[WHAT THIS TASK INVOLVES]: Output the records. Match them exactly.

[MATERIAL PROVIDED]:

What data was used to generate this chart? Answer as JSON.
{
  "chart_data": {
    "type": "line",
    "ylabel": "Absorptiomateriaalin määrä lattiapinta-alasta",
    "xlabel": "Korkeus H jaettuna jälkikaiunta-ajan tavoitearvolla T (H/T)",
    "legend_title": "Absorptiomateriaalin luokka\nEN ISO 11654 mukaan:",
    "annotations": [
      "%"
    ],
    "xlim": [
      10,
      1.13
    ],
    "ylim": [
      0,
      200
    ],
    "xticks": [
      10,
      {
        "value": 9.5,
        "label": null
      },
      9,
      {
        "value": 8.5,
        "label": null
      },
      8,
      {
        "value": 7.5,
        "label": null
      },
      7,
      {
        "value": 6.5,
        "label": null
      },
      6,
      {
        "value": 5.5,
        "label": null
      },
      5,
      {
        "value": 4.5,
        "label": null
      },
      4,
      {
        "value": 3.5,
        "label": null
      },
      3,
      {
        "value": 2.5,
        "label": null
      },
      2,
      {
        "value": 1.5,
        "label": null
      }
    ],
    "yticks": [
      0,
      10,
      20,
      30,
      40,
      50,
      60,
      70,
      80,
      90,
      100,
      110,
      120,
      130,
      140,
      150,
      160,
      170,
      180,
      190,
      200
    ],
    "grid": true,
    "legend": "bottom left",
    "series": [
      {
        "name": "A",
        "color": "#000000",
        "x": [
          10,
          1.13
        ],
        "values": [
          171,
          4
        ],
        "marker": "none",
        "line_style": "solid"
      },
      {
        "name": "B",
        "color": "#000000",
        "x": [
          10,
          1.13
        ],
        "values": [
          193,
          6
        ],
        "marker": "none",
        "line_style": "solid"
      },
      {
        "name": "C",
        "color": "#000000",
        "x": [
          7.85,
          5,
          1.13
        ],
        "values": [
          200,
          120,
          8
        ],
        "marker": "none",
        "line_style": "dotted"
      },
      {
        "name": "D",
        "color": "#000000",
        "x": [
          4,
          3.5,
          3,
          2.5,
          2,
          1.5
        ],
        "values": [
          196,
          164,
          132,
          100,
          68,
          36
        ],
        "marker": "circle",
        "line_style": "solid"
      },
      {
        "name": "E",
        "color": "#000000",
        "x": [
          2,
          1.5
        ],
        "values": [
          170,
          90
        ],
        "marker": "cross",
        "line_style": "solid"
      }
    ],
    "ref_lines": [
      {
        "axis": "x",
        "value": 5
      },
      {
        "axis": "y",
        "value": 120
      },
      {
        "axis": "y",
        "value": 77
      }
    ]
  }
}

[SOLVED EXERCISE]:
What data was used to generate this chart? Answer as JSON.
{
  "chart_data": {
    "type": "line",
    "ylabel": "Absorptiomateriaalin määrä lattiapinta-alasta",
    "xlabel": "Korkeus H jaettuna jälkikaiunta-ajan tavoitearvolla T (H/T)",
    "legend_title": "Absorptiomateriaalin luokka\nEN ISO 11654 mukaan:",
    "annotations": [
      "%"
    ],
    "xlim": [
      10,
      1.13
    ],
    "ylim": [
      0,
      200
    ],
    "xticks": [
      10,
      {
        "value": 9.5,
        "label": null
      },
      9,
      {
        "value": 8.5,
        "label": null
      },
      8,
      {
        "value": 7.5,
        "label": null
      },
      7,
      {
        "value": 6.5,
        "label": null
      },
      6,
      {
        "value": 5.5,
        "label": null
      },
      5,
      {
        "value": 4.5,
        "label": null
      },
      4,
      {
        "value": 3.5,
        "label": null
      },
      3,
      {
        "value": 2.5,
        "label": null
      },
      2,
      {
        "value": 1.5,
        "label": null
      }
    ],
    "yticks": [
      0,
      10,
      20,
      30,
      40,
      50,
      60,
      70,
      80,
      90,
      100,
      110,
      120,
      130,
      140,
      150,
      160,
      170,
      180,
      190,
      200
    ],
    "grid": true,
    "legend": "bottom left",
    "series": [
      {
        "name": "A",
        "color": "#000000",
        "x": [
          10,
          1.13
        ],
        "values": [
          171,
          4
        ],
        "marker": "none",
        "line_style": "solid"
      },
      {
        "name": "B",
        "color": "#000000",
        "x": [
          10,
          1.13
        ],
        "values": [
          193,
          6
        ],
        "marker": "none",
        "line_style": "solid"
      },
      {
        "name": "C",
        "color": "#000000",
        "x": [
          7.85,
          5,
          1.13
        ],
        "values": [
          200,
          120,
          8
        ],
        "marker": "none",
        "line_style": "dotted"
      },
      {
        "name": "D",
        "color": "#000000",
        "x": [
          4,
          3.5,
          3,
          2.5,
          2,
          1.5
        ],
        "values": [
          196,
          164,
          132,
          100,
          68,
          36
        ],
        "marker": "circle",
        "line_style": "solid"
      },
      {
        "name": "E",
        "color": "#000000",
        "x": [
          2,
          1.5
        ],
        "values": [
          170,
          90
        ],
        "marker": "cross",
        "line_style": "solid"
      }
    ],
    "ref_lines": [
      {
        "axis": "x",
        "value": 5
      },
      {
        "axis": "y",
        "value": 120
      },
      {
        "axis": "y",
        "value": 77
      }
    ]
  }
}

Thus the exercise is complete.